__Passage for review__
Start of Block

>>ENTRY 8<<
12-11-25

a message.

i always seem to rush into things. often ignorant to the fact that im not exactly and particularly ready for it. this doesnt excuse anything that ive said or done obviously. im often blinded by my emotions sometimes and i honestly regret even saying anything in the first place. im sorry is what im trying to say. forgive or not im happy to have spoken to you briefly tonight :) it made my day more than you think it did!!!! i love you, a lot. please dont ever forget that. its embarrassing for me to even admit such a thing but i might as well write it here. its not like youll read this... but i hope that you at least see this (if you do that is)!

3:02 am: clearing that out of the way. today is my birthday. its been a while since ive added a page to this site at all. ive been so busy doing nothing and ive just neglected it for a while. i had a few pages halfway done but i gave up on them and never quite finished them. a lot of things have happened in these past few days, weeks and most of it hasnt been quite "positive" to say the least. im quite tired at the moment. i am unable to sleep! which is why i thought of writing this. isnt that nice :)). im slightly happy. my reactions to such things are quite delayed. eventually itll hit me. tonights issues and problems are caused by me of course. but i should try and focus on tonight in a good manner.. after all it is my birthday! although i dont expect anything good to happen tonight. itll just be another day as usual. me doing nothing. at least ill be at school.. thats something right? i dont know.
3:20 am: what am i even doing anymore. i should be happy. its my birthday! and i should just be happy and i dont know. tonight will be a wonderful night! i hope at least. today will be nice and cold and i hopefully have nothing to worry about today :). i have no one to celebrate my own birthday with though. which i guess could suck but who cares. tonight will be good :).
3:27 am: i love chet bakers music. its quite nice to listen to. speaking of music. i should really get to listening to that playlist. wonder if i still have the link. perhaps tomorrow or later today! ive also been neglecting to listen to MUSIC
3:39 am: conversations... such as the one i had make me happy. a small wonderful interaction with someone i dont even know. off topic but i wish i could smile and stop looking so sad all the time!! i seriously look so depressed. i also need to shave too. my face that is. i look like a BUM. especially with the clothes i wear!!!!! i want to cry to be honest. even then nothing really comes out. this day sucks. but i must stay positive!!! but even that is quite hard for me. i try, and the effort is what matters. to me at least
4:43 am: getting tired. finally. going to sleep now. will prepare for school in a few hours. maybe beg to stay home tonight.... birthday excuse!

End of Block

__Work to complete__
In the diary entry above, whose music does the writer say they love?

__Data extract__

Start of Block

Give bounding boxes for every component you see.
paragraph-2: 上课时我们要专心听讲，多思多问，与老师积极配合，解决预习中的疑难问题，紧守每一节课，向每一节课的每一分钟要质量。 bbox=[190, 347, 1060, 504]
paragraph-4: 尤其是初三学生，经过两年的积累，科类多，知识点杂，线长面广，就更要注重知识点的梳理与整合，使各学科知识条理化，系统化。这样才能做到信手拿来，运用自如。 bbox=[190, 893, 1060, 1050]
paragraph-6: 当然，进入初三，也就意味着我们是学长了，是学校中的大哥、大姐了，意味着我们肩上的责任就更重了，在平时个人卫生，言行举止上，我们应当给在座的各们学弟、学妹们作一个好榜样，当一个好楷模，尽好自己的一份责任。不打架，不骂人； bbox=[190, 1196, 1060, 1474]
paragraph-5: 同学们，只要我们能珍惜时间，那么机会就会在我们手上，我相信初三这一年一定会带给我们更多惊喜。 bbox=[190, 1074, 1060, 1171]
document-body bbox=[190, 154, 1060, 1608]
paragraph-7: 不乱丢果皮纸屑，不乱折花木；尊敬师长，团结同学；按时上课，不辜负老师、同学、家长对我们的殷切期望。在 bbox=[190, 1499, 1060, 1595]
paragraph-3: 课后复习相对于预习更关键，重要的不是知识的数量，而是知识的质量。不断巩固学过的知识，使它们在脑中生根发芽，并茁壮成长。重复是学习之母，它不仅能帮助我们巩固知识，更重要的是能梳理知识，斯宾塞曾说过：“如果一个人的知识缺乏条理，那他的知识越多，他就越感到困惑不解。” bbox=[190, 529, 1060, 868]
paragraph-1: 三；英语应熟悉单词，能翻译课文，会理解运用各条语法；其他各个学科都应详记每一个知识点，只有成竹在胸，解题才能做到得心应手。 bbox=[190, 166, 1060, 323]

End of Block

__Exercise output__
The writer says they love Chet Baker's music.